## [To be done]
Quote the listing below in its entirety.

Rows from a figure dataset:
··········

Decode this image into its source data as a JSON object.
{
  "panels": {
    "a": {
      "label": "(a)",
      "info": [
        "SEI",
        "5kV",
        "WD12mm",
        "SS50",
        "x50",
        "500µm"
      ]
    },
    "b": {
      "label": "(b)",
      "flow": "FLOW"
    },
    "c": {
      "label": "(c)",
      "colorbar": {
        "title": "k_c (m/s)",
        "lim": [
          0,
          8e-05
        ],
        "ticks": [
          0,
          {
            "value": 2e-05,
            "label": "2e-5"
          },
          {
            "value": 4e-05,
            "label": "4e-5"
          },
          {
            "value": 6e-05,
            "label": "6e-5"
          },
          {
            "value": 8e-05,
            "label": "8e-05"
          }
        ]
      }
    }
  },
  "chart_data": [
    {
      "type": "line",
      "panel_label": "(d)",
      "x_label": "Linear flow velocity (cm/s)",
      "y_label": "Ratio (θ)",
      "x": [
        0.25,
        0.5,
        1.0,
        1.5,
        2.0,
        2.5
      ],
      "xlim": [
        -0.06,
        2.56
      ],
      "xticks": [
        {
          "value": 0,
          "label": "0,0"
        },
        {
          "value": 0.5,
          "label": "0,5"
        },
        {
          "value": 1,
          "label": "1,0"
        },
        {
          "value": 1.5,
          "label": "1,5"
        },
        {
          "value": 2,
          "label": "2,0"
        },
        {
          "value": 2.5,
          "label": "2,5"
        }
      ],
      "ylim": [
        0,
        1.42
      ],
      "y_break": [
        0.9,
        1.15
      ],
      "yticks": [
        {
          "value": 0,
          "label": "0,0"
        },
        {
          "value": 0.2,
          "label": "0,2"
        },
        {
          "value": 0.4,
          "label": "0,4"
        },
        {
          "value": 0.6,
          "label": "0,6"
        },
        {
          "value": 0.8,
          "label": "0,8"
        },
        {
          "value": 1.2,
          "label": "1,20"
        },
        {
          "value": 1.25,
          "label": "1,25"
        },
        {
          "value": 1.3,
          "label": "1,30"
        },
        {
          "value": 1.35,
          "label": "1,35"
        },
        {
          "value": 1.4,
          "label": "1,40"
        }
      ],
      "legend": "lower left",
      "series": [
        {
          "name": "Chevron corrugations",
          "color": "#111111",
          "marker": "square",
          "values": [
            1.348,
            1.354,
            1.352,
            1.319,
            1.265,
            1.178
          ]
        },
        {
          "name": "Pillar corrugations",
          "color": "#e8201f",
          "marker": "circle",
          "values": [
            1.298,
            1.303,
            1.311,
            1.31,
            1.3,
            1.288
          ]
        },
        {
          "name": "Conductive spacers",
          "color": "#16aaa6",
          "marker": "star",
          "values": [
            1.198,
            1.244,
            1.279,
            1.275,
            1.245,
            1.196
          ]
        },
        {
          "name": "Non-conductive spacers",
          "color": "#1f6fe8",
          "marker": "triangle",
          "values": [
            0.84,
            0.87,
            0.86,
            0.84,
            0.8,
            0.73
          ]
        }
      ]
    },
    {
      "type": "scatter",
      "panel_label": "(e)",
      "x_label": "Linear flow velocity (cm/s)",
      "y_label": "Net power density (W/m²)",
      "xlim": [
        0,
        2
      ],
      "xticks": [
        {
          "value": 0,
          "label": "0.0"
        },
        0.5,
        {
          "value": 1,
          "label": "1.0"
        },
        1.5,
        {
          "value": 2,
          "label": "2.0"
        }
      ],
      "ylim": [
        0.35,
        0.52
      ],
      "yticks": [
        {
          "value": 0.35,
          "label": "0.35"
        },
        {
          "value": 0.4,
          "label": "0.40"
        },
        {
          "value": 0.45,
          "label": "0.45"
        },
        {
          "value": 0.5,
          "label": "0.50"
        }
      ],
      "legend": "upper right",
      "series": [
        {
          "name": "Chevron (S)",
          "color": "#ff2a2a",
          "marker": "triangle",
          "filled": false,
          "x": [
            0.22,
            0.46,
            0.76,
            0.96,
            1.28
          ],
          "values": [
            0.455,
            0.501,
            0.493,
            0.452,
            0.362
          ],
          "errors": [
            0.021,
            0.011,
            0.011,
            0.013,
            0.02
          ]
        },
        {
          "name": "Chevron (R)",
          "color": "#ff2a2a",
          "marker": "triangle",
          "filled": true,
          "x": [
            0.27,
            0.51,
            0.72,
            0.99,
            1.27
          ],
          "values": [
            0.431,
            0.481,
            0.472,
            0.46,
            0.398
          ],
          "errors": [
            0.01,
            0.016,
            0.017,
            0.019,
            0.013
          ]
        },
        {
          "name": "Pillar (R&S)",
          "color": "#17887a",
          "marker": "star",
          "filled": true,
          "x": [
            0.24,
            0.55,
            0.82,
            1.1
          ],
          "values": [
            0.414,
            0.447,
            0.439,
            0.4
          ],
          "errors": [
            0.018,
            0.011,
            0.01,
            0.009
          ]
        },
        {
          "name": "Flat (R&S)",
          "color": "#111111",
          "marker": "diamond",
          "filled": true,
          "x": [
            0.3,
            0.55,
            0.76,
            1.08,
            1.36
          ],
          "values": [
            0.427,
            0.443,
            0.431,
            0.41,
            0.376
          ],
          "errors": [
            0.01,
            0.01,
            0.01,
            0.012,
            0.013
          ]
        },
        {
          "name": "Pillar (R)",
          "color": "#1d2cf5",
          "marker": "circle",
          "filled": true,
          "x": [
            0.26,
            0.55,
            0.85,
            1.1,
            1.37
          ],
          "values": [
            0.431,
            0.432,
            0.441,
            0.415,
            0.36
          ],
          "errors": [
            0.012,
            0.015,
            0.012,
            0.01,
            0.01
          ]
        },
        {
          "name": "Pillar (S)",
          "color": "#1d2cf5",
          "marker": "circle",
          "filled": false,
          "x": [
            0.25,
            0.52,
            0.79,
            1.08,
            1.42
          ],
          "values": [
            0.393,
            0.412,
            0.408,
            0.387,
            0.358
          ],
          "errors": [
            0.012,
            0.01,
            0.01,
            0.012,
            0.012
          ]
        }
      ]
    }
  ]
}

··········

## [Output for this task]
Decode this image into its source data as a JSON object.
{
  "panels": {
    "a": {
      "label": "(a)",
      "info": [
        "SEI",
        "5kV",
        "WD12mm",
        "SS50",
        "x50",
        "500µm"
      ]
    },
    "b": {
      "label": "(b)",
      "flow": "FLOW"
    },
    "c": {
      "label": "(c)",
      "colorbar": {
        "title": "k_c (m/s)",
        "lim": [
          0,
          8e-05
        ],
        "ticks": [
          0,
          {
            "value": 2e-05,
            "label": "2e-5"
          },
          {
            "value": 4e-05,
            "label": "4e-5"
          },
          {
            "value": 6e-05,
            "label": "6e-5"
          },
          {
            "value": 8e-05,
            "label": "8e-05"
          }
        ]
      }
    }
  },
  "chart_data": [
    {
      "type": "line",
      "panel_label": "(d)",
      "x_label": "Linear flow velocity (cm/s)",
      "y_label": "Ratio (θ)",
      "x": [
        0.25,
        0.5,
        1.0,
        1.5,
        2.0,
        2.5
      ],
      "xlim": [
        -0.06,
        2.56
      ],
      "xticks": [
        {
          "value": 0,
          "label": "0,0"
        },
        {
          "value": 0.5,
          "label": "0,5"
        },
        {
          "value": 1,
          "label": "1,0"
        },
        {
          "value": 1.5,
          "label": "1,5"
        },
        {
          "value": 2,
          "label": "2,0"
        },
        {
          "value": 2.5,
          "label": "2,5"
        }
      ],
      "ylim": [
        0,
        1.42
      ],
      "y_break": [
        0.9,
        1.15
      ],
      "yticks": [
        {
          "value": 0,
          "label": "0,0"
        },
        {
          "value": 0.2,
          "label": "0,2"
        },
        {
          "value": 0.4,
          "label": "0,4"
        },
        {
          "value": 0.6,
          "label": "0,6"
        },
        {
          "value": 0.8,
          "label": "0,8"
        },
        {
          "value": 1.2,
          "label": "1,20"
        },
        {
          "value": 1.25,
          "label": "1,25"
        },
        {
          "value": 1.3,
          "label": "1,30"
        },
        {
          "value": 1.35,
          "label": "1,35"
        },
        {
          "value": 1.4,
          "label": "1,40"
        }
      ],
      "legend": "lower left",
      "series": [
        {
          "name": "Chevron corrugations",
          "color": "#111111",
          "marker": "square",
          "values": [
            1.348,
            1.354,
            1.352,
            1.319,
            1.265,
            1.178
          ]
        },
        {
          "name": "Pillar corrugations",
          "color": "#e8201f",
          "marker": "circle",
          "values": [
            1.298,
            1.303,
            1.311,
            1.31,
            1.3,
            1.288
          ]
        },
        {
          "name": "Conductive spacers",
          "color": "#16aaa6",
          "marker": "star",
          "values": [
            1.198,
            1.244,
            1.279,
            1.275,
            1.245,
            1.196
          ]
        },
        {
          "name": "Non-conductive spacers",
          "color": "#1f6fe8",
          "marker": "triangle",
          "values": [
            0.84,
            0.87,
            0.86,
            0.84,
            0.8,
            0.73
          ]
        }
      ]
    },
    {
      "type": "scatter",
      "panel_label": "(e)",
      "x_label": "Linear flow velocity (cm/s)",
      "y_label": "Net power density (W/m²)",
      "xlim": [
        0,
        2
      ],
      "xticks": [
        {
          "value": 0,
          "label": "0.0"
        },
        0.5,
        {
          "value": 1,
          "label": "1.0"
        },
        1.5,
        {
          "value": 2,
          "label": "2.0"
        }
      ],
      "ylim": [
        0.35,
        0.52
      ],
      "yticks": [
        {
          "value": 0.35,
          "label": "0.35"
        },
        {
          "value": 0.4,
          "label": "0.40"
        },
        {
          "value": 0.45,
          "label": "0.45"
        },
        {
          "value": 0.5,
          "label": "0.50"
        }
      ],
      "legend": "upper right",
      "series": [
        {
          "name": "Chevron (S)",
          "color": "#ff2a2a",
          "marker": "triangle",
          "filled": false,
          "x": [
            0.22,
            0.46,
            0.76,
            0.96,
            1.28
          ],
          "values": [
            0.455,
            0.501,
            0.493,
            0.452,
            0.362
          ],
          "errors": [
            0.021,
            0.011,
            0.011,
            0.013,
            0.02
          ]
        },
        {
          "name": "Chevron (R)",
          "color": "#ff2a2a",
          "marker": "triangle",
          "filled": true,
          "x": [
            0.27,
            0.51,
            0.72,
            0.99,
            1.27
          ],
          "values": [
            0.431,
            0.481,
            0.472,
            0.46,
            0.398
          ],
          "errors": [
            0.01,
            0.016,
            0.017,
            0.019,
            0.013
          ]
        },
        {
          "name": "Pillar (R&S)",
          "color": "#17887a",
          "marker": "star",
          "filled": true,
          "x": [
            0.24,
            0.55,
            0.82,
            1.1
          ],
          "values": [
            0.414,
            0.447,
            0.439,
            0.4
          ],
          "errors": [
            0.018,
            0.011,
            0.01,
            0.009
          ]
        },
        {
          "name": "Flat (R&S)",
          "color": "#111111",
          "marker": "diamond",
          "filled": true,
          "x": [
            0.3,
            0.55,
            0.76,
            1.08,
            1.36
          ],
          "values": [
            0.427,
            0.443,
            0.431,
            0.41,
            0.376
          ],
          "errors": [
            0.01,
            0.01,
            0.01,
            0.012,
            0.013
          ]
        },
        {
          "name": "Pillar (R)",
          "color": "#1d2cf5",
          "marker": "circle",
          "filled": true,
          "x": [
            0.26,
            0.55,
            0.85,
            1.1,
            1.37
          ],
          "values": [
            0.431,
            0.432,
            0.441,
            0.415,
            0.36
          ],
          "errors": [
            0.012,
            0.015,
            0.012,
            0.01,
            0.01
          ]
        },
        {
          "name": "Pillar (S)",
          "color": "#1d2cf5",
          "marker": "circle",
          "filled": false,
          "x": [
            0.25,
            0.52,
            0.79,
            1.08,
            1.42
          ],
          "values": [
            0.393,
            0.412,
            0.408,
            0.387,
            0.358
          ],
          "errors": [
            0.012,
            0.01,
            0.01,
            0.012,
            0.012
          ]
        }
      ]
    }
  ]
}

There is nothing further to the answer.